Page extract –
>> begin

My brother, the brave man has to give his life away. Give it, I advise thee; - thou dost not expect to sell thy Life in an adequate manner? What price, for example, would content thee? The just price of thy LIFE to thee, - why, God’s entire Creation to thyself, the whole Universe of Space, the whole Eternity of Time, and what they hold: that is the price which would content thee; that, and if thou wilt be candid, nothing short of that! It is thy all; and for it thou wouldst have all. Thou art an unreasonable mortal; - or rather thou art a poor infinite mortal, who, in thy narrow clay-prison here, seemest so unreasonable! Thou wilt never sell thy Life, or any part of thy Life, in a satisfactory manner. Give it, like a royal heart; let the price be Nothing: thou hast then in a certain sense, got all for it! The heroic man, - and is not every man, God be thanked, a potential hero? - has to do so, in all times and circumstances. In the most heroic age, as in the most unheroic, he will have to say, as Burns said proudly and humbly of his little Scottish Songs, little dew drops of celestial Melody in an age when so much was unmelodious: “By Heaven, they shall either be invaluable or of no value; I do not need your guineas for them!” It is an element which should and must enter deeply into all settlements of wages here below, They never will be ‘satisfactory’ otherwise; they cannot, O Mammon Gospel, they never can! Money for my little piece of work ‘to the extent that will allow me to keep working;’ yes, this, - unless you mean that I shall go my ways before the work is all taken out of me: but as to ‘wages’ - ! -

On the whole, we do entirely agree with those old Monks, Laborare est Orare; in a thousand senses, from one end of it to the other, true Work is Worship. He that works, whatsoever be his work, he bodies forth the form of Things Unseen; a small Poet every worker is. The idea, were it but of his poor Delf Platter, how much more of his Epic Poem, is as yet ‘seen,’ half-seen, only by himself; to all others it is a thing unseen, impossible; to Nature herself it is a thing unseen, a thing which never hitherto was; - very ‘impossible,’ for it is as yet a No-thing! The Unseen Powers had need to watch over such a man; he works in and for the Unseen. Alas, if he look to the Seen Powers only, he may as well quit the business; his No-thing will never rightly issue as a Thing, but as a Deceptivity, a Sham-thing, - which it had better not do!

>> end

Requests –
1/ Condense the paragraph of the page extract that begins "On the whole, we do entirely agree" into a short bulleted list that keeps its main points.
2/ In the page extract, what did Burns say of his little Scottish songs?

Material shown –
>> begin

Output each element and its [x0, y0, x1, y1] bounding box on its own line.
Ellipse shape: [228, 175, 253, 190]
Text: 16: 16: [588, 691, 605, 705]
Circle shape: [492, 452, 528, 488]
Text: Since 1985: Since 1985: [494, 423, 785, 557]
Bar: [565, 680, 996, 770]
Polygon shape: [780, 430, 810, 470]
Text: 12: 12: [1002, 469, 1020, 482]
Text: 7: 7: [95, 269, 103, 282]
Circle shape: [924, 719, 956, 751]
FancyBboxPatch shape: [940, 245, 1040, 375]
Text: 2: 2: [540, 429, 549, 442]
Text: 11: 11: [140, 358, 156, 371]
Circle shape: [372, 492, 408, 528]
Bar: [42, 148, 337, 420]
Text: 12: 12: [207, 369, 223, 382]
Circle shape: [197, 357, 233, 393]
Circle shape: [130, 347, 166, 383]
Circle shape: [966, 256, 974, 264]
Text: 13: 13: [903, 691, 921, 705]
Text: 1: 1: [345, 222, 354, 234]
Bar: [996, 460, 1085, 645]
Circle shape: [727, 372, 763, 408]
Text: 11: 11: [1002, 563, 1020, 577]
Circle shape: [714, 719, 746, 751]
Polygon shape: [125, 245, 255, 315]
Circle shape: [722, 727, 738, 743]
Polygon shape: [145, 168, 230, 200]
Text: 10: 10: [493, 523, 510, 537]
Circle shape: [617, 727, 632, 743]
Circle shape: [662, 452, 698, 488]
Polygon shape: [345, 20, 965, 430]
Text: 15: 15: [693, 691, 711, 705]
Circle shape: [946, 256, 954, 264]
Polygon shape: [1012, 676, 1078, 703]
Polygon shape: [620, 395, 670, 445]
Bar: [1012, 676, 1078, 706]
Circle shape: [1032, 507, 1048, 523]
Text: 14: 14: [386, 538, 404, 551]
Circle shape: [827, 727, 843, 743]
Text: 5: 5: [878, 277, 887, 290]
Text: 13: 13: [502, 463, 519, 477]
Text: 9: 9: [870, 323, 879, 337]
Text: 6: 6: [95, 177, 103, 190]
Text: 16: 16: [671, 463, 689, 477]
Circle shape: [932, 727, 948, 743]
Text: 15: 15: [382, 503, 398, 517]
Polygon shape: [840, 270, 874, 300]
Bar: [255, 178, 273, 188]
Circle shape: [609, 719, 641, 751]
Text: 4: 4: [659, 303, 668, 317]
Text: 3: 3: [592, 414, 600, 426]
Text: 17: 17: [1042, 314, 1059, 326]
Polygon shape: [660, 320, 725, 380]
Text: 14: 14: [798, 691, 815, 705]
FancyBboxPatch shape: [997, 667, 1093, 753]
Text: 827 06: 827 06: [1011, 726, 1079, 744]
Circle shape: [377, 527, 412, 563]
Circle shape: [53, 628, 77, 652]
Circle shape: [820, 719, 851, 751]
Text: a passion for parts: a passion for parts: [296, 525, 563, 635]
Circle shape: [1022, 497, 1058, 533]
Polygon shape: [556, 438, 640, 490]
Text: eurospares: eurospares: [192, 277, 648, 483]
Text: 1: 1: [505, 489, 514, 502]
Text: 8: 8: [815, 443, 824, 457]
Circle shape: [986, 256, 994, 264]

>> end

Answers for this exercise –
1/
- It agrees with the old monks' motto, Laborare est Orare: true work is worship.
- Every worker, whatever the work, gives form to things unseen, so every worker is a small poet.
- The idea of a work, whether a Delf platter or an epic poem, is at first seen or half-seen only by its maker. To others and to Nature it is unseen and "impossible," a No-thing.
- Such a worker works in and for the Unseen, and the Unseen Powers need to watch over him.
- One who looks only to the Seen Powers should quit. The work will then come out not as a true Thing but as a Deceptivity, a Sham-thing.

2/ "By Heaven, they shall either be invaluable or of no value; I do not need your guineas for them!"